## Work to be completed
Return, word for word, every line that follows.
--- Begin Dataset ---
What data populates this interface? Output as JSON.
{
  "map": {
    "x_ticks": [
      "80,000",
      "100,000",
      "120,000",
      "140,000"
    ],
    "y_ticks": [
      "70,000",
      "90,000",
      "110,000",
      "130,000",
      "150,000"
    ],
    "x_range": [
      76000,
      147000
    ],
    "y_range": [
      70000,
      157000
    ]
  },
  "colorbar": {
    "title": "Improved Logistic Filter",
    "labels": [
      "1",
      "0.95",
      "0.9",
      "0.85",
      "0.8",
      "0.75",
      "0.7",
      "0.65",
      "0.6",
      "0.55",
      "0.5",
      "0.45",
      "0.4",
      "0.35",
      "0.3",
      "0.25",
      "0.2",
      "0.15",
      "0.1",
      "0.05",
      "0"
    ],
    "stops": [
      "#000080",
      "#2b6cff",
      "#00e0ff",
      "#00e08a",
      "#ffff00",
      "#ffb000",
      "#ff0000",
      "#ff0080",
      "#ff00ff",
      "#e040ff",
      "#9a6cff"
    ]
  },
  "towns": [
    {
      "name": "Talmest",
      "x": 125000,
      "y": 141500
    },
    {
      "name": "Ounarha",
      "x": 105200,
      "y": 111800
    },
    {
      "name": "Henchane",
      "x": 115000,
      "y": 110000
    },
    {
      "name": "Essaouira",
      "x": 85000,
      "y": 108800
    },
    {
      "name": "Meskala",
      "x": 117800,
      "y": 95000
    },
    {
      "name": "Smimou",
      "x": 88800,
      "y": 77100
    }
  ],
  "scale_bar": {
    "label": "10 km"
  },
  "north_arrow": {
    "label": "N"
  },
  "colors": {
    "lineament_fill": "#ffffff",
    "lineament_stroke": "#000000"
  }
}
--- End Dataset ---
## The answer
What data populates this interface? Output as JSON.
{
  "map": {
    "x_ticks": [
      "80,000",
      "100,000",
      "120,000",
      "140,000"
    ],
    "y_ticks": [
      "70,000",
      "90,000",
      "110,000",
      "130,000",
      "150,000"
    ],
    "x_range": [
      76000,
      147000
    ],
    "y_range": [
      70000,
      157000
    ]
  },
  "colorbar": {
    "title": "Improved Logistic Filter",
    "labels": [
      "1",
      "0.95",
      "0.9",
      "0.85",
      "0.8",
      "0.75",
      "0.7",
      "0.65",
      "0.6",
      "0.55",
      "0.5",
      "0.45",
      "0.4",
      "0.35",
      "0.3",
      "0.25",
      "0.2",
      "0.15",
      "0.1",
      "0.05",
      "0"
    ],
    "stops": [
      "#000080",
      "#2b6cff",
      "#00e0ff",
      "#00e08a",
      "#ffff00",
      "#ffb000",
      "#ff0000",
      "#ff0080",
      "#ff00ff",
      "#e040ff",
      "#9a6cff"
    ]
  },
  "towns": [
    {
      "name": "Talmest",
      "x": 125000,
      "y": 141500
    },
    {
      "name": "Ounarha",
      "x": 105200,
      "y": 111800
    },
    {
      "name": "Henchane",
      "x": 115000,
      "y": 110000
    },
    {
      "name": "Essaouira",
      "x": 85000,
      "y": 108800
    },
    {
      "name": "Meskala",
      "x": 117800,
      "y": 95000
    },
    {
      "name": "Smimou",
      "x": 88800,
      "y": 77100
    }
  ],
  "scale_bar": {
    "label": "10 km"
  },
  "north_arrow": {
    "label": "N"
  },
  "colors": {
    "lineament_fill": "#ffffff",
    "lineament_stroke": "#000000"
  }
}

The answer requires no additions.